- **WHAT TO DO**
Copy out the entries in full and with complete accuracy; pictures are excluded.

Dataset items
────────────────────
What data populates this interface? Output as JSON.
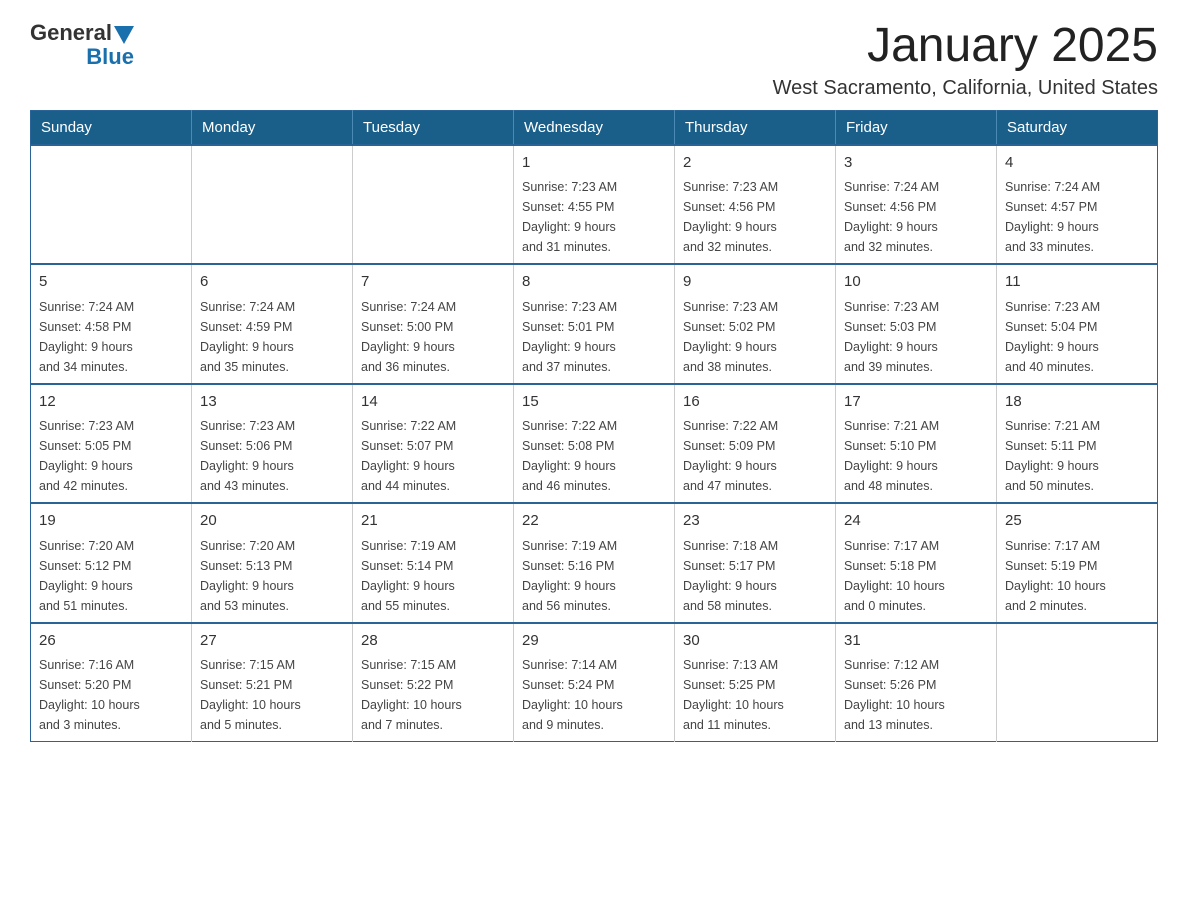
{
  "logo": {
    "text_general": "General",
    "text_blue": "Blue",
    "triangle_color": "#1a6fad"
  },
  "title": "January 2025",
  "subtitle": "West Sacramento, California, United States",
  "header": {
    "days": [
      "Sunday",
      "Monday",
      "Tuesday",
      "Wednesday",
      "Thursday",
      "Friday",
      "Saturday"
    ]
  },
  "weeks": [
    [
      {
        "day": "",
        "info": ""
      },
      {
        "day": "",
        "info": ""
      },
      {
        "day": "",
        "info": ""
      },
      {
        "day": "1",
        "info": "Sunrise: 7:23 AM\nSunset: 4:55 PM\nDaylight: 9 hours\nand 31 minutes."
      },
      {
        "day": "2",
        "info": "Sunrise: 7:23 AM\nSunset: 4:56 PM\nDaylight: 9 hours\nand 32 minutes."
      },
      {
        "day": "3",
        "info": "Sunrise: 7:24 AM\nSunset: 4:56 PM\nDaylight: 9 hours\nand 32 minutes."
      },
      {
        "day": "4",
        "info": "Sunrise: 7:24 AM\nSunset: 4:57 PM\nDaylight: 9 hours\nand 33 minutes."
      }
    ],
    [
      {
        "day": "5",
        "info": "Sunrise: 7:24 AM\nSunset: 4:58 PM\nDaylight: 9 hours\nand 34 minutes."
      },
      {
        "day": "6",
        "info": "Sunrise: 7:24 AM\nSunset: 4:59 PM\nDaylight: 9 hours\nand 35 minutes."
      },
      {
        "day": "7",
        "info": "Sunrise: 7:24 AM\nSunset: 5:00 PM\nDaylight: 9 hours\nand 36 minutes."
      },
      {
        "day": "8",
        "info": "Sunrise: 7:23 AM\nSunset: 5:01 PM\nDaylight: 9 hours\nand 37 minutes."
      },
      {
        "day": "9",
        "info": "Sunrise: 7:23 AM\nSunset: 5:02 PM\nDaylight: 9 hours\nand 38 minutes."
      },
      {
        "day": "10",
        "info": "Sunrise: 7:23 AM\nSunset: 5:03 PM\nDaylight: 9 hours\nand 39 minutes."
      },
      {
        "day": "11",
        "info": "Sunrise: 7:23 AM\nSunset: 5:04 PM\nDaylight: 9 hours\nand 40 minutes."
      }
    ],
    [
      {
        "day": "12",
        "info": "Sunrise: 7:23 AM\nSunset: 5:05 PM\nDaylight: 9 hours\nand 42 minutes."
      },
      {
        "day": "13",
        "info": "Sunrise: 7:23 AM\nSunset: 5:06 PM\nDaylight: 9 hours\nand 43 minutes."
      },
      {
        "day": "14",
        "info": "Sunrise: 7:22 AM\nSunset: 5:07 PM\nDaylight: 9 hours\nand 44 minutes."
      },
      {
        "day": "15",
        "info": "Sunrise: 7:22 AM\nSunset: 5:08 PM\nDaylight: 9 hours\nand 46 minutes."
      },
      {
        "day": "16",
        "info": "Sunrise: 7:22 AM\nSunset: 5:09 PM\nDaylight: 9 hours\nand 47 minutes."
      },
      {
        "day": "17",
        "info": "Sunrise: 7:21 AM\nSunset: 5:10 PM\nDaylight: 9 hours\nand 48 minutes."
      },
      {
        "day": "18",
        "info": "Sunrise: 7:21 AM\nSunset: 5:11 PM\nDaylight: 9 hours\nand 50 minutes."
      }
    ],
    [
      {
        "day": "19",
        "info": "Sunrise: 7:20 AM\nSunset: 5:12 PM\nDaylight: 9 hours\nand 51 minutes."
      },
      {
        "day": "20",
        "info": "Sunrise: 7:20 AM\nSunset: 5:13 PM\nDaylight: 9 hours\nand 53 minutes."
      },
      {
        "day": "21",
        "info": "Sunrise: 7:19 AM\nSunset: 5:14 PM\nDaylight: 9 hours\nand 55 minutes."
      },
      {
        "day": "22",
        "info": "Sunrise: 7:19 AM\nSunset: 5:16 PM\nDaylight: 9 hours\nand 56 minutes."
      },
      {
        "day": "23",
        "info": "Sunrise: 7:18 AM\nSunset: 5:17 PM\nDaylight: 9 hours\nand 58 minutes."
      },
      {
        "day": "24",
        "info": "Sunrise: 7:17 AM\nSunset: 5:18 PM\nDaylight: 10 hours\nand 0 minutes."
      },
      {
        "day": "25",
        "info": "Sunrise: 7:17 AM\nSunset: 5:19 PM\nDaylight: 10 hours\nand 2 minutes."
      }
    ],
    [
      {
        "day": "26",
        "info": "Sunrise: 7:16 AM\nSunset: 5:20 PM\nDaylight: 10 hours\nand 3 minutes."
      },
      {
        "day": "27",
        "info": "Sunrise: 7:15 AM\nSunset: 5:21 PM\nDaylight: 10 hours\nand 5 minutes."
      },
      {
        "day": "28",
        "info": "Sunrise: 7:15 AM\nSunset: 5:22 PM\nDaylight: 10 hours\nand 7 minutes."
      },
      {
        "day": "29",
        "info": "Sunrise: 7:14 AM\nSunset: 5:24 PM\nDaylight: 10 hours\nand 9 minutes."
      },
      {
        "day": "30",
        "info": "Sunrise: 7:13 AM\nSunset: 5:25 PM\nDaylight: 10 hours\nand 11 minutes."
      },
      {
        "day": "31",
        "info": "Sunrise: 7:12 AM\nSunset: 5:26 PM\nDaylight: 10 hours\nand 13 minutes."
      },
      {
        "day": "",
        "info": ""
      }
    ]
  ]
}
────────────────────
- **WRITTEN REPLY**
What data populates this interface? Output as JSON.
{
  "logo": {
    "text_general": "General",
    "text_blue": "Blue",
    "triangle_color": "#1a6fad"
  },
  "title": "January 2025",
  "subtitle": "West Sacramento, California, United States",
  "header": {
    "days": [
      "Sunday",
      "Monday",
      "Tuesday",
      "Wednesday",
      "Thursday",
      "Friday",
      "Saturday"
    ]
  },
  "weeks": [
    [
      {
        "day": "",
        "info": ""
      },
      {
        "day": "",
        "info": ""
      },
      {
        "day": "",
        "info": ""
      },
      {
        "day": "1",
        "info": "Sunrise: 7:23 AM\nSunset: 4:55 PM\nDaylight: 9 hours\nand 31 minutes."
      },
      {
        "day": "2",
        "info": "Sunrise: 7:23 AM\nSunset: 4:56 PM\nDaylight: 9 hours\nand 32 minutes."
      },
      {
        "day": "3",
        "info": "Sunrise: 7:24 AM\nSunset: 4:56 PM\nDaylight: 9 hours\nand 32 minutes."
      },
      {
        "day": "4",
        "info": "Sunrise: 7:24 AM\nSunset: 4:57 PM\nDaylight: 9 hours\nand 33 minutes."
      }
    ],
    [
      {
        "day": "5",
        "info": "Sunrise: 7:24 AM\nSunset: 4:58 PM\nDaylight: 9 hours\nand 34 minutes."
      },
      {
        "day": "6",
        "info": "Sunrise: 7:24 AM\nSunset: 4:59 PM\nDaylight: 9 hours\nand 35 minutes."
      },
      {
        "day": "7",
        "info": "Sunrise: 7:24 AM\nSunset: 5:00 PM\nDaylight: 9 hours\nand 36 minutes."
      },
      {
        "day": "8",
        "info": "Sunrise: 7:23 AM\nSunset: 5:01 PM\nDaylight: 9 hours\nand 37 minutes."
      },
      {
        "day": "9",
        "info": "Sunrise: 7:23 AM\nSunset: 5:02 PM\nDaylight: 9 hours\nand 38 minutes."
      },
      {
        "day": "10",
        "info": "Sunrise: 7:23 AM\nSunset: 5:03 PM\nDaylight: 9 hours\nand 39 minutes."
      },
      {
        "day": "11",
        "info": "Sunrise: 7:23 AM\nSunset: 5:04 PM\nDaylight: 9 hours\nand 40 minutes."
      }
    ],
    [
      {
        "day": "12",
        "info": "Sunrise: 7:23 AM\nSunset: 5:05 PM\nDaylight: 9 hours\nand 42 minutes."
      },
      {
        "day": "13",
        "info": "Sunrise: 7:23 AM\nSunset: 5:06 PM\nDaylight: 9 hours\nand 43 minutes."
      },
      {
        "day": "14",
        "info": "Sunrise: 7:22 AM\nSunset: 5:07 PM\nDaylight: 9 hours\nand 44 minutes."
      },
      {
        "day": "15",
        "info": "Sunrise: 7:22 AM\nSunset: 5:08 PM\nDaylight: 9 hours\nand 46 minutes."
      },
      {
        "day": "16",
        "info": "Sunrise: 7:22 AM\nSunset: 5:09 PM\nDaylight: 9 hours\nand 47 minutes."
      },
      {
        "day": "17",
        "info": "Sunrise: 7:21 AM\nSunset: 5:10 PM\nDaylight: 9 hours\nand 48 minutes."
      },
      {
        "day": "18",
        "info": "Sunrise: 7:21 AM\nSunset: 5:11 PM\nDaylight: 9 hours\nand 50 minutes."
      }
    ],
    [
      {
        "day": "19",
        "info": "Sunrise: 7:20 AM\nSunset: 5:12 PM\nDaylight: 9 hours\nand 51 minutes."
      },
      {
        "day": "20",
        "info": "Sunrise: 7:20 AM\nSunset: 5:13 PM\nDaylight: 9 hours\nand 53 minutes."
      },
      {
        "day": "21",
        "info": "Sunrise: 7:19 AM\nSunset: 5:14 PM\nDaylight: 9 hours\nand 55 minutes."
      },
      {
        "day": "22",
        "info": "Sunrise: 7:19 AM\nSunset: 5:16 PM\nDaylight: 9 hours\nand 56 minutes."
      },
      {
        "day": "23",
        "info": "Sunrise: 7:18 AM\nSunset: 5:17 PM\nDaylight: 9 hours\nand 58 minutes."
      },
      {
        "day": "24",
        "info": "Sunrise: 7:17 AM\nSunset: 5:18 PM\nDaylight: 10 hours\nand 0 minutes."
      },
      {
        "day": "25",
        "info": "Sunrise: 7:17 AM\nSunset: 5:19 PM\nDaylight: 10 hours\nand 2 minutes."
      }
    ],
    [
      {
        "day": "26",
        "info": "Sunrise: 7:16 AM\nSunset: 5:20 PM\nDaylight: 10 hours\nand 3 minutes."
      },
      {
        "day": "27",
        "info": "Sunrise: 7:15 AM\nSunset: 5:21 PM\nDaylight: 10 hours\nand 5 minutes."
      },
      {
        "day": "28",
        "info": "Sunrise: 7:15 AM\nSunset: 5:22 PM\nDaylight: 10 hours\nand 7 minutes."
      },
      {
        "day": "29",
        "info": "Sunrise: 7:14 AM\nSunset: 5:24 PM\nDaylight: 10 hours\nand 9 minutes."
      },
      {
        "day": "30",
        "info": "Sunrise: 7:13 AM\nSunset: 5:25 PM\nDaylight: 10 hours\nand 11 minutes."
      },
      {
        "day": "31",
        "info": "Sunrise: 7:12 AM\nSunset: 5:26 PM\nDaylight: 10 hours\nand 13 minutes."
      },
      {
        "day": "",
        "info": ""
      }
    ]
  ]
}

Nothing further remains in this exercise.